→ YOUR GOAL:
Your task is to copy every line of the records below that contains "name".

→ DATA LISTING:

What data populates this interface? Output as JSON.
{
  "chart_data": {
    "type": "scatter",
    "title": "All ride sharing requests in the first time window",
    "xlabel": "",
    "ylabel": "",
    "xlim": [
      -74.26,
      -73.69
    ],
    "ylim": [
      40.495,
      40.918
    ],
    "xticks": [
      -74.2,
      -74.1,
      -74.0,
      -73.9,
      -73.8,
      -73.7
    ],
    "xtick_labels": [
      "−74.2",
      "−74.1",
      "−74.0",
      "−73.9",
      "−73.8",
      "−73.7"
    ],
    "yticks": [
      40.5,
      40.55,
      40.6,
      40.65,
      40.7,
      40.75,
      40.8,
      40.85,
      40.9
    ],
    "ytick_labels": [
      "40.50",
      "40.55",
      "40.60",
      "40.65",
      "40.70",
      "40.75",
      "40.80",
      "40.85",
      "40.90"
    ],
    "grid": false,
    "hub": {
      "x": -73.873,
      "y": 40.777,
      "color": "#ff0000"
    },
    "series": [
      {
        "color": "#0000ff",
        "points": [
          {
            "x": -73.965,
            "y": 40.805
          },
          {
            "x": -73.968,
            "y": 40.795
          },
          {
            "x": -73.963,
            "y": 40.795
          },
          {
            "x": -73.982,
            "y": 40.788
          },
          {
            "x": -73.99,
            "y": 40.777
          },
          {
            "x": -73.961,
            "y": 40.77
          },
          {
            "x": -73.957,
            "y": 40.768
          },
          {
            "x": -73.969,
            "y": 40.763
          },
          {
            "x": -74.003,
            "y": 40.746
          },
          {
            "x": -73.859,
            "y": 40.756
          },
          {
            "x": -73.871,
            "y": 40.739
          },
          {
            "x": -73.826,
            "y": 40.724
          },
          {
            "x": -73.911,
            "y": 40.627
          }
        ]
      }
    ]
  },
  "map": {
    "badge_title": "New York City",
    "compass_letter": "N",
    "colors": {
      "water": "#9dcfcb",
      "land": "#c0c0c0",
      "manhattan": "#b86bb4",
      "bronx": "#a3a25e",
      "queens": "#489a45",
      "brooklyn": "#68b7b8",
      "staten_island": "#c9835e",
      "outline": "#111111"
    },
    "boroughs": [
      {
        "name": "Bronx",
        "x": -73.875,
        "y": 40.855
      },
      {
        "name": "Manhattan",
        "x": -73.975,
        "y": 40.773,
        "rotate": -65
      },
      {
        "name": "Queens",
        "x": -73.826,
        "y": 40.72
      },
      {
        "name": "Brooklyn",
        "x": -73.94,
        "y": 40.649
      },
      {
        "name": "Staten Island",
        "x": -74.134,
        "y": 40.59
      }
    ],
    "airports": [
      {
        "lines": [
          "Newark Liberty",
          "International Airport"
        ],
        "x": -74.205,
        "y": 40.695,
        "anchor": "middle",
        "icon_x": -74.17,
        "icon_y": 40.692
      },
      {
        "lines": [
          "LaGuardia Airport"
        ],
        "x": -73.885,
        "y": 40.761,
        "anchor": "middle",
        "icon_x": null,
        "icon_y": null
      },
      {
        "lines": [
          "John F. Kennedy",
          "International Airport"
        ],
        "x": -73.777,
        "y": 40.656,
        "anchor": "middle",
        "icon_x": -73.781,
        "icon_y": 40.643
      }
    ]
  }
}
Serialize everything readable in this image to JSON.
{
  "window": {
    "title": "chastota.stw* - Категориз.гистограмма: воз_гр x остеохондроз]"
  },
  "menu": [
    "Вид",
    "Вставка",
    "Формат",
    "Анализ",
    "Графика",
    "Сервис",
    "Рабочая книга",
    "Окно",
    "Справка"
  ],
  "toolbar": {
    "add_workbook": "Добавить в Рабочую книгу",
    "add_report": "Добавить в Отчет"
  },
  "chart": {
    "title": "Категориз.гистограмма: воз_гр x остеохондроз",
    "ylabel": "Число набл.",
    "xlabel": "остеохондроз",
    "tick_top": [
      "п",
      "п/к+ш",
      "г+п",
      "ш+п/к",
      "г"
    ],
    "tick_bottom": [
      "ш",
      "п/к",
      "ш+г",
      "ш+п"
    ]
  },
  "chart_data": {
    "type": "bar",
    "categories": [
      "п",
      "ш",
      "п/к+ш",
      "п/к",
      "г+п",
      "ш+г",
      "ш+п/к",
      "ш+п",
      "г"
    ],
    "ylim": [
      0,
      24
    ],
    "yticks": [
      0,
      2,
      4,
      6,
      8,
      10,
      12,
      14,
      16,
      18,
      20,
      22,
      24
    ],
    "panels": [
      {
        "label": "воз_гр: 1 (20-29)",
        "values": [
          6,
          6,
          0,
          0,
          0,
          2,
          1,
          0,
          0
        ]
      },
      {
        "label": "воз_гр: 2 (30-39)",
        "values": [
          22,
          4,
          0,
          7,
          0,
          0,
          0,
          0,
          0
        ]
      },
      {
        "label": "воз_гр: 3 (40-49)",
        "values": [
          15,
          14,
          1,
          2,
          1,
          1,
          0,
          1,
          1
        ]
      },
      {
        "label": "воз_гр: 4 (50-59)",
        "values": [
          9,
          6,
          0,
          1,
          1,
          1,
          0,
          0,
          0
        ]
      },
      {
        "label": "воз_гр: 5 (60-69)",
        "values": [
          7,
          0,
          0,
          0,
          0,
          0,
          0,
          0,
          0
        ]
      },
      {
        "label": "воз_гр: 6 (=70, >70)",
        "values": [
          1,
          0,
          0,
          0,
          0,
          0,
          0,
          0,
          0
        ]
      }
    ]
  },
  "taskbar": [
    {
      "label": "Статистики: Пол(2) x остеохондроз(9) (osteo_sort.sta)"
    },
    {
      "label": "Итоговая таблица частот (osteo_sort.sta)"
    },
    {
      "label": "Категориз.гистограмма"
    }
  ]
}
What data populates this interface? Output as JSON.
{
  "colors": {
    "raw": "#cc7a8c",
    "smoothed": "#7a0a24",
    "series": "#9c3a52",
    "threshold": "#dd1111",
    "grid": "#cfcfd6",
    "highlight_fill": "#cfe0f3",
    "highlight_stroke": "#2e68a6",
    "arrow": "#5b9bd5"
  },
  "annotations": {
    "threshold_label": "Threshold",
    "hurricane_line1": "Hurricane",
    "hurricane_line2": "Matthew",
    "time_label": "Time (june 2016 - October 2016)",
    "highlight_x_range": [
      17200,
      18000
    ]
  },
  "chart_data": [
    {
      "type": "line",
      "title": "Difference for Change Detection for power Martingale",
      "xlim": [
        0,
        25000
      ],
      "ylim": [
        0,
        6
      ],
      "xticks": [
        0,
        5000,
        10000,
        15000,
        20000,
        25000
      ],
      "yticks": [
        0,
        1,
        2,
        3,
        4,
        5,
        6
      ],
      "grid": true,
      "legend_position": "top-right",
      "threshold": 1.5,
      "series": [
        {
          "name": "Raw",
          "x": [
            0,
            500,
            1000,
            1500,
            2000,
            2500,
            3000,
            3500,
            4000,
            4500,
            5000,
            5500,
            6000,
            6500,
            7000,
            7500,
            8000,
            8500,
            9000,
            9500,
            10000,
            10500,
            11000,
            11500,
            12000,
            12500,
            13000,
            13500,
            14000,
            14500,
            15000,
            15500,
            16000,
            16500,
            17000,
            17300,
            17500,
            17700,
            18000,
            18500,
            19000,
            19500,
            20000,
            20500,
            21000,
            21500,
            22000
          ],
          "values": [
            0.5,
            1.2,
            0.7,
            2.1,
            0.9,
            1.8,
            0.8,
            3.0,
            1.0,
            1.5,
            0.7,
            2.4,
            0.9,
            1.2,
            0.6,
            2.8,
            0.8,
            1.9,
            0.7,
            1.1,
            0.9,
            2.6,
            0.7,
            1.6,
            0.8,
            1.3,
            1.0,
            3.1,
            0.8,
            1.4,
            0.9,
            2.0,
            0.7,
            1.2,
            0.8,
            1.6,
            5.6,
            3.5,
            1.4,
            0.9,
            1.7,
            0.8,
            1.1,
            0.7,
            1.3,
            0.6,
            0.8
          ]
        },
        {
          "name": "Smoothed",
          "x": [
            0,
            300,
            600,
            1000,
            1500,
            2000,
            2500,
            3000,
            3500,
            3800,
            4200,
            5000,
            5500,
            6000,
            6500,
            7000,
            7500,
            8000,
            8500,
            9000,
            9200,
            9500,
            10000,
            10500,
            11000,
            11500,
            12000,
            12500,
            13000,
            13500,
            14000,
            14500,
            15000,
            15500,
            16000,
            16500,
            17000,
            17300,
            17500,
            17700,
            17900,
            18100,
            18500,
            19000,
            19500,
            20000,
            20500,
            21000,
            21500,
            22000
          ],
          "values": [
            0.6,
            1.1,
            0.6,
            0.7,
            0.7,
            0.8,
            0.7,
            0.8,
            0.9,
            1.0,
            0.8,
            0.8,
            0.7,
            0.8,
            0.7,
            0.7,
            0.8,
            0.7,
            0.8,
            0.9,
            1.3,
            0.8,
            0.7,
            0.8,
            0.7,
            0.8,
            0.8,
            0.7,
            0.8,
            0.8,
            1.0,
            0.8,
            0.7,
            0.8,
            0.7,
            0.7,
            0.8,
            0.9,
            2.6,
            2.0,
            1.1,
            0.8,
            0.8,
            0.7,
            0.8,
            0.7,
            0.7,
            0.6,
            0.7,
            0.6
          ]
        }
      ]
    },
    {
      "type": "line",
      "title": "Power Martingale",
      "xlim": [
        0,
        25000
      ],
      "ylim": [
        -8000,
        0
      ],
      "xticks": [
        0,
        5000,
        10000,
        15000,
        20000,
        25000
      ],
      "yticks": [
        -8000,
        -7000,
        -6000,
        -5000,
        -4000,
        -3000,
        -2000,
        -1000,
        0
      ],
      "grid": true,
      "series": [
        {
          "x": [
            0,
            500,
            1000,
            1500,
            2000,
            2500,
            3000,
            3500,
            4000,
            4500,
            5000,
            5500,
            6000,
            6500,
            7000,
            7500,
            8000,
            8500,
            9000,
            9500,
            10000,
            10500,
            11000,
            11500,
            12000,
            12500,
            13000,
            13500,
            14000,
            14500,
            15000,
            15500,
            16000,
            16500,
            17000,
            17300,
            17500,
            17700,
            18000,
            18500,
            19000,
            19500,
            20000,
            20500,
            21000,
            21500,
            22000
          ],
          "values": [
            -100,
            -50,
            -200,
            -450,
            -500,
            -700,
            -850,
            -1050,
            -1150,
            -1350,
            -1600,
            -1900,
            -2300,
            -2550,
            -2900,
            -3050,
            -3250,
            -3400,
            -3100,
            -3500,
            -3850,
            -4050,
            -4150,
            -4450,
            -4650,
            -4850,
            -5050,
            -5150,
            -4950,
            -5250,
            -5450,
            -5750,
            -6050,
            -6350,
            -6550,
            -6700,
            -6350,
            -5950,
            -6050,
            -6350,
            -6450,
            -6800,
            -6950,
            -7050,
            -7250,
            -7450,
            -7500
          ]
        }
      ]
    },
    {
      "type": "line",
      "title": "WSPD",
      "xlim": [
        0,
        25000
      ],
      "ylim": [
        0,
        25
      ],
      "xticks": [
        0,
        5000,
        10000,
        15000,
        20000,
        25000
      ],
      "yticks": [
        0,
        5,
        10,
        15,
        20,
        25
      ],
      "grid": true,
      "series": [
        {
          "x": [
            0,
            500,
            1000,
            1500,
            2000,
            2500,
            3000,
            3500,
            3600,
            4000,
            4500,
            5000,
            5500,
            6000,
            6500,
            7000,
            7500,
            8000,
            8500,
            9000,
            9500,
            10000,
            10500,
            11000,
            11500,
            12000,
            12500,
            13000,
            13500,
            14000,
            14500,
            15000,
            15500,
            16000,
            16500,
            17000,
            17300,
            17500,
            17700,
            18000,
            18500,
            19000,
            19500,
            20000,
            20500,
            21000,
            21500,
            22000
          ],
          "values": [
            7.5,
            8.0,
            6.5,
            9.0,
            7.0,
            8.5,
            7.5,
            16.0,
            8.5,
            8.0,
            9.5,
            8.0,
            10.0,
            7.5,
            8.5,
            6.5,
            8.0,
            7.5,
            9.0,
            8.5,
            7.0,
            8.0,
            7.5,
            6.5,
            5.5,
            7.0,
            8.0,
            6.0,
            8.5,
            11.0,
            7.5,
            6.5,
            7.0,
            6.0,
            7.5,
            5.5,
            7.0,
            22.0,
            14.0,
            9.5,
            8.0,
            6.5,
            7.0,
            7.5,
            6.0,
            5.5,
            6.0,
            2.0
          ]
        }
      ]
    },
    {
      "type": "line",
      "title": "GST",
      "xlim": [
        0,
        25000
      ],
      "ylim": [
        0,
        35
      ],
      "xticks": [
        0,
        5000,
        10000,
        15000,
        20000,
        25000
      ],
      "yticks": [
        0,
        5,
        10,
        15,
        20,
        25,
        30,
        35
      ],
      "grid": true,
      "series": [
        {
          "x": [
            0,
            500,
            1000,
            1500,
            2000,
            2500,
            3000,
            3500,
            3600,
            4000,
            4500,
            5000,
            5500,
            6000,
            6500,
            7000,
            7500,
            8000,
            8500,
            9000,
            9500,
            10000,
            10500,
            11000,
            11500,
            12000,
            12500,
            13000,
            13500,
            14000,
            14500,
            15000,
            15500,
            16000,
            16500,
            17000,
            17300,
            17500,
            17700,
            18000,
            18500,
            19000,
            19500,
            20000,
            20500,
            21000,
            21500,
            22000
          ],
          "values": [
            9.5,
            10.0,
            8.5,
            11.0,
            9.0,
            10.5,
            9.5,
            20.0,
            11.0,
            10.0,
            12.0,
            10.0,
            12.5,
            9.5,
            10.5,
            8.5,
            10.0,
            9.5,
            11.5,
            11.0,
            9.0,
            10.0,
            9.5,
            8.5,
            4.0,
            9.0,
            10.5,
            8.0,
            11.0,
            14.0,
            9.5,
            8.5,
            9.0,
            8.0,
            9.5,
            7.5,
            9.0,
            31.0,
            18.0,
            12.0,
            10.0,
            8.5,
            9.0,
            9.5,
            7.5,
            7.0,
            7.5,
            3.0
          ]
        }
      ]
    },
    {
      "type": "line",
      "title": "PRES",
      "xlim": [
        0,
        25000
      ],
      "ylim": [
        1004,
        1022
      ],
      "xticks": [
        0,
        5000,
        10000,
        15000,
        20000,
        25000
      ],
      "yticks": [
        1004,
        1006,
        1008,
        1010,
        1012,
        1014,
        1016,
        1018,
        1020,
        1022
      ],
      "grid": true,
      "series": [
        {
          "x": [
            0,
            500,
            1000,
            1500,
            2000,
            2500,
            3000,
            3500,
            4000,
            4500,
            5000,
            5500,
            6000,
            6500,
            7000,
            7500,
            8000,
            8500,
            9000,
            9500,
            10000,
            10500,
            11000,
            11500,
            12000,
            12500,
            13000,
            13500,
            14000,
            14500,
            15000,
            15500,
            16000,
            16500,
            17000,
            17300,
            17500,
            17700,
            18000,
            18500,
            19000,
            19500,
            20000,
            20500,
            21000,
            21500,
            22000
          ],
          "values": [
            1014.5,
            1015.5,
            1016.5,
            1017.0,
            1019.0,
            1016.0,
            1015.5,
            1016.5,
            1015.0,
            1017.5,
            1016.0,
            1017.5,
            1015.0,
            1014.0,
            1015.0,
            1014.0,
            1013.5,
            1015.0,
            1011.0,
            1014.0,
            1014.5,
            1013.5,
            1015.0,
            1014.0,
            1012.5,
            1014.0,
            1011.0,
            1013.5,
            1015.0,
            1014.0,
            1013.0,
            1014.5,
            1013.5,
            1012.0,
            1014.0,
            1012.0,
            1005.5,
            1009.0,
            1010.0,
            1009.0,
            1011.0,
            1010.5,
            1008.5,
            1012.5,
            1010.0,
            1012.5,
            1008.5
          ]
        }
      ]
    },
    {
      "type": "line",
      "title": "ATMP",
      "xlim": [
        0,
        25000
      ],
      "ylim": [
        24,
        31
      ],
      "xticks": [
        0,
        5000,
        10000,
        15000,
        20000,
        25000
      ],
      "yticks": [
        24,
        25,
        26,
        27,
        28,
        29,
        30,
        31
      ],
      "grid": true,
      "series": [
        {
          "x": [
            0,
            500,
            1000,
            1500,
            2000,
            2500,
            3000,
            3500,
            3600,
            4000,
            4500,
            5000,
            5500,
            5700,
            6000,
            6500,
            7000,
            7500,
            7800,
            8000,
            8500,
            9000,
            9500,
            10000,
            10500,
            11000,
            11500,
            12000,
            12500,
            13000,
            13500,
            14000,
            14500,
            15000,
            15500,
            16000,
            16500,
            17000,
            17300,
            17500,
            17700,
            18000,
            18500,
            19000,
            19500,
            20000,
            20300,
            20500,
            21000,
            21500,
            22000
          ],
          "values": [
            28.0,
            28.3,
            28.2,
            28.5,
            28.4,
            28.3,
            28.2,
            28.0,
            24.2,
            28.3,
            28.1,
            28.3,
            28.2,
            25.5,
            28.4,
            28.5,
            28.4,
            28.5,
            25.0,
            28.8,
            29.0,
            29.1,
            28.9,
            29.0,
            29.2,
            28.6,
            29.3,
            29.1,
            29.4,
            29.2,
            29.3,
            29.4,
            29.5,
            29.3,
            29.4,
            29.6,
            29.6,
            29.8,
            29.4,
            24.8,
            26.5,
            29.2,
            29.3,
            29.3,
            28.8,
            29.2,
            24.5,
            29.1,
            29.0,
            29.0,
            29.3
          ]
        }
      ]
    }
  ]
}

→ THE RESULT:
        "name": "Bronx",
        "name": "Manhattan",
        "name": "Queens",
        "name": "Brooklyn",
        "name": "Staten Island",
          "name": "Raw",
          "name": "Smoothed",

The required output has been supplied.